### [GIVEN TASK]
Repeat, exactly and in full, the lines of the listing below, but without any pictures.

### [LISTED RECORDS]
━━━━━━━━━━━━━━━━━━━━━━━━━━━━━━
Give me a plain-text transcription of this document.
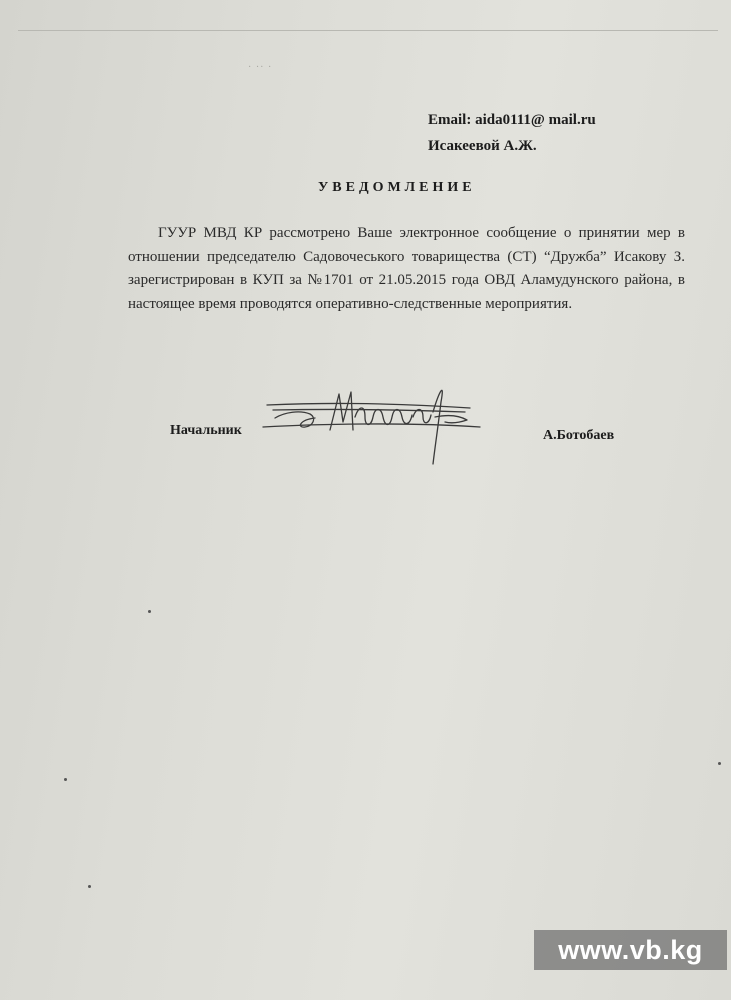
· ·· ·
Email: aida0111@ mail.ru
Исакеевой А.Ж.
УВЕДОМЛЕНИЕ
ГУУР МВД КР рассмотрено Ваше электронное сообщение о принятии мер в отношении председателю Садовочеського товарищества (СТ) “Дружба” Исакову З. зарегистрирован в КУП за №1701 от 21.05.2015 года ОВД Аламудунского района, в настоящее время проводятся оперативно-следственные мероприятия.
Начальник	А.Ботобаев
www.vb.kg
━━━━━━━━━━━━━━━━━━━━━━━━━━━━━━
### [FINAL ANSWER]
Give me a plain-text transcription of this document.
· ·· ·
Email: aida0111@ mail.ru
Исакеевой А.Ж.
УВЕДОМЛЕНИЕ
ГУУР МВД КР рассмотрено Ваше электронное сообщение о принятии мер в отношении председателю Садовочеського товарищества (СТ) “Дружба” Исакову З. зарегистрирован в КУП за №1701 от 21.05.2015 года ОВД Аламудунского района, в настоящее время проводятся оперативно-следственные мероприятия.
Начальник	А.Ботобаев
www.vb.kg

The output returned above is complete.